» **SET PROBLEM**:
Repeat, exactly and completely, the entries shown underneath.

» **GIVEN INFORMATION**:
-------------------------
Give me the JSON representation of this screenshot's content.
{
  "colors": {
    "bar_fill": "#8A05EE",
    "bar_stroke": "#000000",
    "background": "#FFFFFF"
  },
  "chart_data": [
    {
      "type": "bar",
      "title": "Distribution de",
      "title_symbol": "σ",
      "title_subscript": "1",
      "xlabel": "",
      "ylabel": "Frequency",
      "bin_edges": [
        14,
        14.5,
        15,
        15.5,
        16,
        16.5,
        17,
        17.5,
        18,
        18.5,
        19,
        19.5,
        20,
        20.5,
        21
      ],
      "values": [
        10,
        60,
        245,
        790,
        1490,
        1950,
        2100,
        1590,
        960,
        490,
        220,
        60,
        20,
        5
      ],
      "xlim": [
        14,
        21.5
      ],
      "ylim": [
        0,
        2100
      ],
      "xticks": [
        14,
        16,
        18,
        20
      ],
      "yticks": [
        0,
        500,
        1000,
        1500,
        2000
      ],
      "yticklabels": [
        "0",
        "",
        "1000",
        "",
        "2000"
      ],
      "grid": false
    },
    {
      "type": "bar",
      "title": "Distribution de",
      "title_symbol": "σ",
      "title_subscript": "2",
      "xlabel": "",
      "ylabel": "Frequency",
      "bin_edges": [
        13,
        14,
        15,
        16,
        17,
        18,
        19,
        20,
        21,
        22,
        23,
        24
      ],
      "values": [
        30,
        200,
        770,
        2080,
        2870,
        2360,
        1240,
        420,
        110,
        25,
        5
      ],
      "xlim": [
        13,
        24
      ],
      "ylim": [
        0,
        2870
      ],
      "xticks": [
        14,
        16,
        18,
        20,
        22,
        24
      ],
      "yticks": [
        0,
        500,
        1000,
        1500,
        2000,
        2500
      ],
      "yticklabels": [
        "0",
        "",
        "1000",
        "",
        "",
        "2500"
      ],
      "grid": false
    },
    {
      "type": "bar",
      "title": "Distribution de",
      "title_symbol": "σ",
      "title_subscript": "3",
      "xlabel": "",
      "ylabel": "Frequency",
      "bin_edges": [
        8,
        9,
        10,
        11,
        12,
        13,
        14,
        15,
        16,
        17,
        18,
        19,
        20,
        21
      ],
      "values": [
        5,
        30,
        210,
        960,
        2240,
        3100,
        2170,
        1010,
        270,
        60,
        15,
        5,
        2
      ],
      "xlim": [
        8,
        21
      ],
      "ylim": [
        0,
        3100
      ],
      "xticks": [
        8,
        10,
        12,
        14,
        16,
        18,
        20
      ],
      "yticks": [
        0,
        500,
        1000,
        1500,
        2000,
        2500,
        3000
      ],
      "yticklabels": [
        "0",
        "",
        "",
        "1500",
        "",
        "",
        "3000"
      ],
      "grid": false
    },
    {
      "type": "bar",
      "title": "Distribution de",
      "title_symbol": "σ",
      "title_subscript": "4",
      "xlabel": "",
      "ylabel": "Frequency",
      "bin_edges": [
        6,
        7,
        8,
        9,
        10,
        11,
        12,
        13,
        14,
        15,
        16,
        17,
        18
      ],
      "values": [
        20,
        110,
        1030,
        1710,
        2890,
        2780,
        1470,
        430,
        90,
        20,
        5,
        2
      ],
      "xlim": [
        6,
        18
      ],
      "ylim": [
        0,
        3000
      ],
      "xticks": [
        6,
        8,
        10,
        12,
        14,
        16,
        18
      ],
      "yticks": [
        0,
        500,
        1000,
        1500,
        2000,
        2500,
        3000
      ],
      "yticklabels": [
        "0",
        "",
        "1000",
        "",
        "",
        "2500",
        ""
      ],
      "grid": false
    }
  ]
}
-------------------------
» **RESPONSE**:
Give me the JSON representation of this screenshot's content.
{
  "colors": {
    "bar_fill": "#8A05EE",
    "bar_stroke": "#000000",
    "background": "#FFFFFF"
  },
  "chart_data": [
    {
      "type": "bar",
      "title": "Distribution de",
      "title_symbol": "σ",
      "title_subscript": "1",
      "xlabel": "",
      "ylabel": "Frequency",
      "bin_edges": [
        14,
        14.5,
        15,
        15.5,
        16,
        16.5,
        17,
        17.5,
        18,
        18.5,
        19,
        19.5,
        20,
        20.5,
        21
      ],
      "values": [
        10,
        60,
        245,
        790,
        1490,
        1950,
        2100,
        1590,
        960,
        490,
        220,
        60,
        20,
        5
      ],
      "xlim": [
        14,
        21.5
      ],
      "ylim": [
        0,
        2100
      ],
      "xticks": [
        14,
        16,
        18,
        20
      ],
      "yticks": [
        0,
        500,
        1000,
        1500,
        2000
      ],
      "yticklabels": [
        "0",
        "",
        "1000",
        "",
        "2000"
      ],
      "grid": false
    },
    {
      "type": "bar",
      "title": "Distribution de",
      "title_symbol": "σ",
      "title_subscript": "2",
      "xlabel": "",
      "ylabel": "Frequency",
      "bin_edges": [
        13,
        14,
        15,
        16,
        17,
        18,
        19,
        20,
        21,
        22,
        23,
        24
      ],
      "values": [
        30,
        200,
        770,
        2080,
        2870,
        2360,
        1240,
        420,
        110,
        25,
        5
      ],
      "xlim": [
        13,
        24
      ],
      "ylim": [
        0,
        2870
      ],
      "xticks": [
        14,
        16,
        18,
        20,
        22,
        24
      ],
      "yticks": [
        0,
        500,
        1000,
        1500,
        2000,
        2500
      ],
      "yticklabels": [
        "0",
        "",
        "1000",
        "",
        "",
        "2500"
      ],
      "grid": false
    },
    {
      "type": "bar",
      "title": "Distribution de",
      "title_symbol": "σ",
      "title_subscript": "3",
      "xlabel": "",
      "ylabel": "Frequency",
      "bin_edges": [
        8,
        9,
        10,
        11,
        12,
        13,
        14,
        15,
        16,
        17,
        18,
        19,
        20,
        21
      ],
      "values": [
        5,
        30,
        210,
        960,
        2240,
        3100,
        2170,
        1010,
        270,
        60,
        15,
        5,
        2
      ],
      "xlim": [
        8,
        21
      ],
      "ylim": [
        0,
        3100
      ],
      "xticks": [
        8,
        10,
        12,
        14,
        16,
        18,
        20
      ],
      "yticks": [
        0,
        500,
        1000,
        1500,
        2000,
        2500,
        3000
      ],
      "yticklabels": [
        "0",
        "",
        "",
        "1500",
        "",
        "",
        "3000"
      ],
      "grid": false
    },
    {
      "type": "bar",
      "title": "Distribution de",
      "title_symbol": "σ",
      "title_subscript": "4",
      "xlabel": "",
      "ylabel": "Frequency",
      "bin_edges": [
        6,
        7,
        8,
        9,
        10,
        11,
        12,
        13,
        14,
        15,
        16,
        17,
        18
      ],
      "values": [
        20,
        110,
        1030,
        1710,
        2890,
        2780,
        1470,
        430,
        90,
        20,
        5,
        2
      ],
      "xlim": [
        6,
        18
      ],
      "ylim": [
        0,
        3000
      ],
      "xticks": [
        6,
        8,
        10,
        12,
        14,
        16,
        18
      ],
      "yticks": [
        0,
        500,
        1000,
        1500,
        2000,
        2500,
        3000
      ],
      "yticklabels": [
        "0",
        "",
        "1000",
        "",
        "",
        "2500",
        ""
      ],
      "grid": false
    }
  ]
}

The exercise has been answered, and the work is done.